** start **

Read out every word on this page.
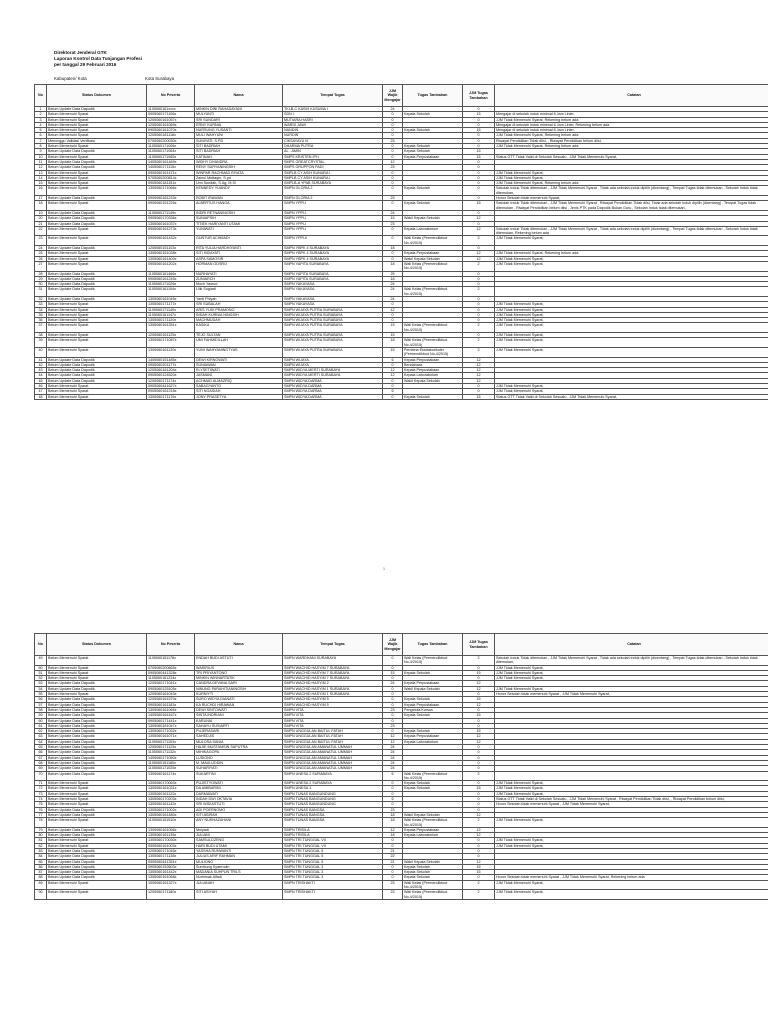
Direktorat Jenderal GTK
Laporan Kontrol Data Tunjangan Profesi
per tanggal 29 Februari 2016
Kabupaten/ Kota	Kota Surabaya
No	Status Dokumen	No Peserta	Nama	Tempat Tugas	JJM Wajib Mengajar	Tugas Tambahan	JJM Tugas Tambahan	Catatan
1	Belum Update Data Dapodik	1105060161xxxx	MINKIN DINI RAHADAYANI	TKLB-C KASIH KUSUMA I	24		0	
2	Belum Memenuhi Syarat	0905060171106x	MULYANTI	SDN I	0	Kepala Sekolah	15	Mengajar di sekolah induk minimal 6 Jam Linier,
3	Belum Memenuhi Syarat	1205060161057x	SRI SUNDARI	MUTIARA HASRI	0		0	JJM Tidak Memenuhi Syarat, Rekening belum ada
4	Belum Memenuhi Syarat	1205060161069x	ERNY KURNIA	WARDI JAWI	0		0	Mengajar di sekolah induk minimal 6 Jam Linier, Rekening belum ada
5	Belum Memenuhi Syarat	0905060161070x	NURSUNG YUSANTI	NANDIN	0	Kepala Sekolah	15	Mengajar di sekolah induk minimal 6 Jam Linier,
6	Belum Memenuhi Syarat	1205060181118x	MULI WAHYUNI	NURDIN	0		0	JJM Tidak Memenuhi Syarat, Rekening belum ada
7	Menunggu Validasi Verifikasi	0705060200030x	SUNIYATI, S.PD	CIKSAYAYU III	23		0	Riwayat Pendidikan Tidak diisi, , Riwayat Pendidikan belum diisi,
8	Belum Memenuhi Syarat	1105060171006x	SITI BADRIAH	DHARMA PUTRA	0	Kepala Sekolah	0	JJM Tidak Memenuhi Syarat, Rekening belum ada
9	Belum Update Data Dapodik	1105060171064x	SITI BADRIAH	AL - AMIN	0	Kepala Sekolah	15	
10	Belum Memenuhi Syarat	1105060171065x	KATINAH	SMPS KRISTEN IPH	0	Kepala Perpustakaan	15	Status GTT Tidak Valid di Sekolah Sesuatu , JJM Tidak Memenuhi Syarat,
11	Belum Update Data Dapodik	1405060161469x	WIDHY DHANDRA	SMPS GREATCRYSTAL	12		0	
12	Belum Update Data Dapodik	1405060171115x	RENY SURYANINGSIH	SMPS GRUPPON PADI	23		0	
13	Belum Memenuhi Syarat	0905060161471x	WINPAR RACHMAD RIYATA	SMPLB CY ASIH KUNARA I	0		0	JJM Tidak Memenuhi Syarat,
14	Belum Memenuhi Syarat	0705060200814x	Zainul Muttaqin, S.pd	SMPLB CY ASIH KUNARA I	0		0	JJM Tidak Memenuhi Syarat,
15	Belum Memenuhi Syarat	0905060181151x	Umi Sundah, S.Ag, M.Si	SMPLB-A YPAB SURABAYA	0		0	JJM Tidak Memenuhi Syarat, Rekening belum ada
16	Belum Memenuhi Syarat	1305060171066x	KENNEDY YUANDY	SMPN GLORIA 2	0	Kepala Sekolah	0	Sekolah Induk Tidak ditemukan , JJM Tidak Memenuhi Syarat , Tidak ada sekolah induk dipilih (dicentang) , Tempat Tugas tidak ditemukan , Sekolah Induk tidak ditemukan,
17	Belum Update Data Dapodik	0905060181233x	ROBIT IRAWAN	SMPN GLORIA 2	23		0	Honor Sekolah tidak memenuhi Syarat,
18	Belum Memenuhi Syarat	0905060151226x	ALBERTUS HANGA	SMPN YPPI-I	0	Kepala Sekolah	15	Sekolah Induk Tidak ditemukan , JJM Tidak Memenuhi Syarat , Riwayat Pendidikan Tidak diisi, Tidak ada sekolah induk dipilih (dicentang) , Tempat Tugas tidak ditemukan , Riwayat Pendidikan belum diisi , Jenis PTK pada Dapodik Bukan Guru , Sekolah Induk tidak ditemukan,
19	Belum Update Data Dapodik	1105060171149x	INDRI RETNANINGSIH	SMPN YPPI-I	24		0	
20	Belum Update Data Dapodik	0905060170336x	SUNIAPSIH	SMPN YPPI-I	15	Wakil Kepala Sekolah	12	
21	Belum Update Data Dapodik	1305060161037x	TITIEK HARIYANTI UTAMI	SMPN YPPI-I	23		0	
22	Belum Memenuhi Syarat	0905060161273x	YUNIWATI	SMPN YPPI-I	0	Kepala Laboratorium	12	Sekolah Induk Tidak ditemukan , JJM Tidak Memenuhi Syarat , Tidak ada sekolah induk dipilih (dicentang) , Tempat Tugas tidak ditemukan , Sekolah Induk tidak ditemukan, Rekening belum ada
23	Belum Memenuhi Syarat	0905060161432x	GUNTUR ACHMADI	SMPN YPPI-II	0	Wali Kelas (Permendikbud No.4/2015)	2	JJM Tidak Memenuhi Syarat,
24	Belum Update Data Dapodik	1205060151103x	RITA YULIA HARDHIYANTI	SMPN YBPK 4 SURABAYA	18		0	
25	Belum Memenuhi Syarat	1305060151038x	SITI HIDAYATI	SMPN YBPK 4 SURABAYA	0	Kepala Perpustakaan	12	JJM Tidak Memenuhi Syarat, Rekening belum ada
26	Belum Memenuhi Syarat	1305060161400x	ASPA SAMOSIR	SMPN YBPK 4 SURABAYA	0	Wakil Kepala Sekolah	12	JJM Tidak Memenuhi Syarat,
27	Belum Memenuhi Syarat	0905060161202x	HORMAN ODSRO	SMPN YAPITA SURABAYA	18	Wali Kelas (Permendikbud No.4/2015)	2	JJM Tidak Memenuhi Syarat,
28	Belum Update Data Dapodik	1105060161466x	NURHAYATI	SMPN YAPITA SURABAYA	25		0	
29	Belum Update Data Dapodik	0905060161245x	ZUNIARCH	SMPN YAPITA SURABAYA	18		0	
30	Belum Update Data Dapodik	1105060171026x	Moch Yasrud	SMPN YAKAYASA	24		0	
31	Belum Update Data Dapodik	1105060161104x	Lilik Sugiarti	SMPN YAKAYASA	24	Wali Kelas (Permendikbud No.4/2015)	2	
32	Belum Update Data Dapodik	1305060161045x	Yanti Phiyah	SMPN YAKAYASA	24		0	
33	Belum Memenuhi Syarat	1305060171177x	SRI SUBALAH	SMPN YAKAYASA	0		0	JJM Tidak Memenuhi Syarat,
34	Belum Memenuhi Syarat	1105060171140x	ARIS YUDI PRAMONO	SMPN WIJAYA PUTRA SURABAYA	12		0	JJM Tidak Memenuhi Syarat,
35	Belum Memenuhi Syarat	1105060161147x	INDAH KURNIA NINGSIH	SMPN WIJAYA PUTRA SURABAYA	0		0	JJM Tidak Memenuhi Syarat,
36	Belum Memenuhi Syarat	1305060171120x	MACHMUDAH	SMPN WIJAYA PUTRA SURABAYA	0		0	JJM Tidak Memenuhi Syarat,
37	Belum Memenuhi Syarat	1305060161351x	KASIKA	SMPN WIJAYA PUTRA SURABAYA	15	Wali Kelas (Permendikbud No.4/2015)	2	JJM Tidak Memenuhi Syarat,
38	Belum Memenuhi Syarat	1205060161125x	TEJO SULTAN	SMPN WIJAYA PUTRA SURABAYA	15		0	JJM Tidak Memenuhi Syarat,
39	Belum Memenuhi Syarat	1305060171087x	UMI FAHMIDILLAH	SMPN WIJAYA PUTRA SURABAYA	18	Wali Kelas (Permendikbud No.4/2015)	2	JJM Tidak Memenuhi Syarat,
40	Belum Memenuhi Syarat	1305060161130x	YUNI WAHYANINGTYAS	SMPN WIJAYA PUTRA SURABAYA	15	Pembina Ekstrakurikuler (Permendikbud No.4/2015)	2	JJM Tidak Memenuhi Syarat,
41	Belum Update Data Dapodik	1405060151485x	DEWI KIRNOWATI	SMPN WIJAYA	6	Kepala Perpustakaan	12	
42	Belum Update Data Dapodik	0905060201177x	SUNIAWAN	SMPN WIJAYA	0	Bendahara	12	
43	Belum Update Data Dapodik	1205060161204x	ELYSETIWATI	SMPN WIDYA MERTI SURABAYA	12	Kepala Perpustakaan	12	
44	Belum Update Data Dapodik	0905060124520x	JASMANI	SMPN WIDYA MERTI SURABAYA	12	Kepala Laboratorium	12	
45	Belum Update Data Dapodik	1205060171174x	ACHMAD ALMAZRIQ	SMPN WIDYA DARMA	0	Wakil Kepala Sekolah	12	
46	Belum Memenuhi Syarat	0905060441627x	SABAGYANTO	SMPN WIDYA DARMA	0		0	JJM Tidak Memenuhi Syarat,
47	Belum Memenuhi Syarat	0905060161218x	SITI NGASIAH	SMPN WIDYA DARMA	6		0	JJM Tidak Memenuhi Syarat,
48	Belum Memenuhi Syarat	1305060171176x	JONY PRASETYA	SMPN WIDYA DARMA	0	Kepala Sekolah	15	Status GTT Tidak Valid di Sekolah Sesuatu , JJM Tidak Memenuhi Syarat,
1
No	Status Dokumen	No Peserta	Nama	Tempat Tugas	JJM Wajib Mengajar	Tugas Tambahan	JJM Tugas Tambahan	Catatan
49	Belum Memenuhi Syarat	1105060151178x	ENDAH BUDI ASTUTI	SMPN WARDHANI SURABAYA	0	Wali Kelas (Permendikbud No.4/2015)	2	Sekolah Induk Tidak ditemukan , JJM Tidak Memenuhi Syarat , Tidak ada sekolah induk dipilih (dicentang) , Tempat Tugas tidak ditemukan , Sekolah Induk tidak ditemukan,
50	Belum Memenuhi Syarat	0705060200665x	WASIRIUS	SMPN WACHID HASYIM 7 SURABAYA	0		0	JJM Tidak Memenuhi Syarat,
51	Belum Memenuhi Syarat	0905060441328x	TRI PRIYANTONO	SMPN WACHID HASYIM 7 SURABAYA	15	Kepala Sekolah	15	JJM Tidak Memenuhi Syarat,
52	Belum Memenuhi Syarat	1105060161234x	MINKIN WINNARTATIK	SMPN WACHID HASYIM 7 SURABAYA	0		0	JJM Tidak Memenuhi Syarat,
53	Belum Update Data Dapodik	1205060171041x	CANDRA DEVANA SARI	SMPN WACHID HASYIM 2	24	Kepala Perpustakaan	12	
54	Belum Update Data Dapodik	0905060125105x	NINUNG PARAHITIANINGSIH	SMPN WACHID HASYIM 1 SURABAYA	0	Wakil Kepala Sekolah	12	JJM Tidak Memenuhi Syarat,
55	Belum Memenuhi Syarat	1205060161043x	KURNIYTI	SMPN WACHID HASYIM 1 SURABAYA	0		0	Honor Sekolah tidak memenuhi Syarat , JJM Tidak Memenuhi Syarat,
56	Belum Update Data Dapodik	1205060161570x	SURO WIDYA DIANATI	SMPN WACHID HASYIM 5	0	Kepala Sekolah	15	
57	Belum Update Data Dapodik	0905060161183x	KA RUCHDI HIRAWAN	SMPN WACHID HASYIM 5	0	Kepala Perpustakaan	12	
58	Belum Update Data Dapodik	1305060161065x	DEWI SINTOWATI	SMPN VITA	23	Pengelola Kursus	0	
59	Belum Update Data Dapodik	1405060164167x	SINTA INDRIANI	SMPN VITA	0	Kepala Sekolah	15	
60	Belum Update Data Dapodik	0905060171441x	KARUNIA	SMPN VITA	0		0	
61	Belum Update Data Dapodik	1305060161047x	SAHAYU SUSIARTI	SMPN VITA	23		0	
62	Belum Update Data Dapodik	1305060171032x	PUJERASARI	SMPN UNGGULAN BAITUL FATAH	0	Kepala Sekolah	15	
63	Belum Update Data Dapodik	1305060161071x	SAHEDJIS	SMPN UNGGULAN BAITUL FATAH	12	Kepala Perpustakaan	12	
64	Belum Update Data Dapodik	1105060171103x	MULOSA SANIA	SMPN UNGGULAN BAITUL FATAH	12	Kepala Laboratorium	12	
65	Belum Update Data Dapodik	1205060171125x	HAJIE MUSTAMSIN SAPUTRA	SMPN UNGGULAN AMANATUL UMMAH	24		0	
66	Belum Update Data Dapodik	1105060171132x	MIHIKAGOPA	SMPN UNGGULAN AMANATUL UMMAH	24		0	
67	Belum Update Data Dapodik	1405060171050x	LUSIONO	SMPN UNGGULAN AMANATUL UMMAH	24		0	
68	Belum Update Data Dapodik	1105060151160x	M. MAULUDDIN	SMPN UNGGULAN AMANATUL UMMAH	24		0	
69	Belum Update Data Dapodik	1105060171025x	SUHARIYATI	SMPN UNGGULAN AMANATUL UMMAH	24		0	
70	Belum Update Data Dapodik	1305060161174x	SUKARTINI	SMPN UNESA 2 SURABAYA	6	Wali Kelas (Permendikbud No.4/2015)	2	
71	Belum Memenuhi Syarat	1305060170063x	PUJISTYOWATI	SMPN UNESA 2 SURABAYA	0	Kepala Sekolah	0	JJM Tidak Memenuhi Syarat,
72	Belum Memenuhi Syarat	1305060161031x	DA AMIBARINI	SMPN UNESA 1	0	Kepala Sekolah	15	JJM Tidak Memenuhi Syarat,
73	Belum Memenuhi Syarat	1305060161122x	DARMAWATI	SMPN TUNAS BANGUNDUNG	0		0	JJM Tidak Memenuhi Syarat,
74	Belum Memenuhi Syarat	1305060170203x	INDAH DWI OKTAVIA	SMPN TUNAS BANGUNDUNG	6		0	Status GTT Tidak Valid di Sekolah Sesuatu , JJM Tidak Memenuhi Syarat , Riwayat Pendidikan Tidak diisi, , Riwayat Pendidikan belum diisi,
75	Belum Memenuhi Syarat	1305060161142x	SRI WIDIASTUTI	SMPN TUNAS BANGUNDUNG	0		0	Honor Sekolah tidak memenuhi Syarat , JJM Tidak Memenuhi Syarat,
76	Belum Update Data Dapodik	1305060171002x	ADI POERNOMO	SMPN TUNAS BANGSA	23		0	
77	Belum Update Data Dapodik	1305060161480x	SITI ASIRAH	SMPN TUNAS BANGSA	18	Wakil Kepala Sekolah	12	
78	Belum Memenuhi Syarat	1105060151510x	ANY NURHAZAHANI	SMPN TUNAS BANGSA	18	Wali Kelas (Permendikbud No.4/2015)	2	JJM Tidak Memenuhi Syarat,
79	Belum Update Data Dapodik	1305060161056x	Mulyadi	SMPN TRISILA	12	Kepala Perpustakaan	12	
80	Belum Update Data Dapodik	1305060161135x	JULIANI	SMPN TRISILA	18	Kepala Laboratorium	12	
81	Belum Memenuhi Syarat	1305060170030x	SAMSULDZENG	SMPN TRI TUNGGAL VII	0		0	JJM Tidak Memenuhi Syarat,
82	Belum Memenuhi Syarat	0905060161003x	HARI BUDI UTAMI	SMPN TRI TUNGGAL VII	0		0	JJM Tidak Memenuhi Syarat,
83	Belum Update Data Dapodik	1205060171045x	YASSHA RUNWANTI	SMPN TRI TUNGGAL 5	21		0	
84	Belum Update Data Dapodik	1305060171138x	JULIUS ARIF RAHMAN	SMPN TRI TUNGGAL 5	22		0	
85	Belum Update Data Dapodik	0905060441351x	MULIONO	SMPN TRI TUNGGAL 5	21	Wakil Kepala Sekolah	12	
86	Belum Update Data Dapodik	0905060152603x	Sumbung Syaerodin	SMPN TRI TUNGGAL 3	0	Kepala Sekolah	15	
87	Belum Update Data Dapodik	1305060161442x	MADANIA SUHPUN TRILS	SMPN TRI TUNGGAL 3	0	Kepala Sekolah	15	
88	Belum Update Data Dapodik	1305060161068x	Nurhimak Alfadi	SMPN TRI TUNGGAL 3	0	Kepala Sekolah	0	Honor Sekolah tidak memenuhi Syarat , JJM Tidak Memenuhi Syarat, Rekening belum ada
89	Belum Memenuhi Syarat	1005060161327x	JULIANAH	SMPN TRISHAKTI	23	Wali Kelas (Permendikbud No.4/2015)	2	JJM Tidak Memenuhi Syarat,
90	Belum Memenuhi Syarat	1205060171180x	SITI ASIYAH	SMPN TRISHAKTI	23	Wali Kelas (Permendikbud No.4/2015)	2	JJM Tidak Memenuhi Syarat,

** end **

Determine the number of lines in these entries that contain the word "AMANATUL", and write only that number.

5